[Data entries]
▬▬▬▬▬▬

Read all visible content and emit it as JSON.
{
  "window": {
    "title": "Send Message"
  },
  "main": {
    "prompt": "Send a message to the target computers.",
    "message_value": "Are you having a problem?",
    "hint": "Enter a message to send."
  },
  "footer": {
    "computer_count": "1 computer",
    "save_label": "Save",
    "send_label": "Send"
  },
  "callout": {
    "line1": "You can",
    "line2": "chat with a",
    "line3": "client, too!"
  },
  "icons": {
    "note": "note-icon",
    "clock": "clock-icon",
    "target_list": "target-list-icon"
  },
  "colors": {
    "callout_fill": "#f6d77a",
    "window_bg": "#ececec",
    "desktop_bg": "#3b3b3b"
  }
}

▬▬▬▬▬▬

DIRECTIONS FOR THIS TASK: Go through the records above and retype each one exactly.

COMPLETE RESPONSE:
Read all visible content and emit it as JSON.
{
  "window": {
    "title": "Send Message"
  },
  "main": {
    "prompt": "Send a message to the target computers.",
    "message_value": "Are you having a problem?",
    "hint": "Enter a message to send."
  },
  "footer": {
    "computer_count": "1 computer",
    "save_label": "Save",
    "send_label": "Send"
  },
  "callout": {
    "line1": "You can",
    "line2": "chat with a",
    "line3": "client, too!"
  },
  "icons": {
    "note": "note-icon",
    "clock": "clock-icon",
    "target_list": "target-list-icon"
  },
  "colors": {
    "callout_fill": "#f6d77a",
    "window_bg": "#ececec",
    "desktop_bg": "#3b3b3b"
  }
}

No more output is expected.